(Dataset rows)

• • •

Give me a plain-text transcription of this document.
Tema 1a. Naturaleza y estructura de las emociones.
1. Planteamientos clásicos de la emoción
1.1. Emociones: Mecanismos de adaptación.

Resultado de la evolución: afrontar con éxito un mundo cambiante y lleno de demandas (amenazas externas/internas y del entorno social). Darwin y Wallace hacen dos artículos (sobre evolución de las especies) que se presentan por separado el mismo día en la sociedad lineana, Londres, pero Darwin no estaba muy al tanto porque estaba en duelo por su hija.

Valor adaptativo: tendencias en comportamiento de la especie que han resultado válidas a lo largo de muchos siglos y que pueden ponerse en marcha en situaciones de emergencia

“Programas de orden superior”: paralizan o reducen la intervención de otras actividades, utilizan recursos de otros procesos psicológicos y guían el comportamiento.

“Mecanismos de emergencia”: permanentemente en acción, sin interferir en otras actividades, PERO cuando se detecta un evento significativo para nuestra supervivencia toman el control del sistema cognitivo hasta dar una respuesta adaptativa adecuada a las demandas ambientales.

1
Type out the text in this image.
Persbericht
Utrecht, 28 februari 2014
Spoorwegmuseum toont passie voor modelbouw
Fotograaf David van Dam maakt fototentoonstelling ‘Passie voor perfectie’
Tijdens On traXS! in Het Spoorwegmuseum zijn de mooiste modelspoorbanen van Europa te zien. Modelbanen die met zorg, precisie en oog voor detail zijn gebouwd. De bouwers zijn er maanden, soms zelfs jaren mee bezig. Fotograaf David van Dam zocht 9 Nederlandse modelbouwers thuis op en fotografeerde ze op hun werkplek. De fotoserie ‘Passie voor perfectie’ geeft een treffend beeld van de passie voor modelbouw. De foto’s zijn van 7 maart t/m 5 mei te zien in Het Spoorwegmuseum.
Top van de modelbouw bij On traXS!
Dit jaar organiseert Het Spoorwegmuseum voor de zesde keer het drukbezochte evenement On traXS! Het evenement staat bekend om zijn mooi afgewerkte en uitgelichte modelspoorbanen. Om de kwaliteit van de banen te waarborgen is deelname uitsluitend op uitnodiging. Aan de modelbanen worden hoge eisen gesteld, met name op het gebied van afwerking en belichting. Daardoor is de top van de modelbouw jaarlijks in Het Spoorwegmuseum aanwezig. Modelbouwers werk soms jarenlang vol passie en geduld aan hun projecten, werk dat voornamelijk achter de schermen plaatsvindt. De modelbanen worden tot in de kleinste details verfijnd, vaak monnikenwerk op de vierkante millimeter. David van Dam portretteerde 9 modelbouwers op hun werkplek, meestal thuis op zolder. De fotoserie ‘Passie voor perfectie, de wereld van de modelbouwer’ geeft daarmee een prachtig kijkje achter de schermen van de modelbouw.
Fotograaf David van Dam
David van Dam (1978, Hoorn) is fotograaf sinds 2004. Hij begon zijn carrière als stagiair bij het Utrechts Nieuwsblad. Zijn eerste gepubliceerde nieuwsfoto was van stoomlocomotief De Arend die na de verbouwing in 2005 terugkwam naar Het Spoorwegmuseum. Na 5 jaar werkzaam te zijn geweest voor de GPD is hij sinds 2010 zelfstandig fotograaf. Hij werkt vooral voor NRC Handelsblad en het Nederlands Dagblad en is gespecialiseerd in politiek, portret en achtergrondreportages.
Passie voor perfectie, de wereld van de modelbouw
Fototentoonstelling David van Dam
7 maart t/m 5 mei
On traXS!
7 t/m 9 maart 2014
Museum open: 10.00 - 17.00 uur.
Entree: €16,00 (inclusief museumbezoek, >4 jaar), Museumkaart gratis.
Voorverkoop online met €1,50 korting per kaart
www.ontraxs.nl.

• • •

# WORK REQUIRED
Scan the data for the word "this" and copy every line where it shows up.

# RESPONSE
Give me a plain-text transcription of this document.
Type out the text in this image.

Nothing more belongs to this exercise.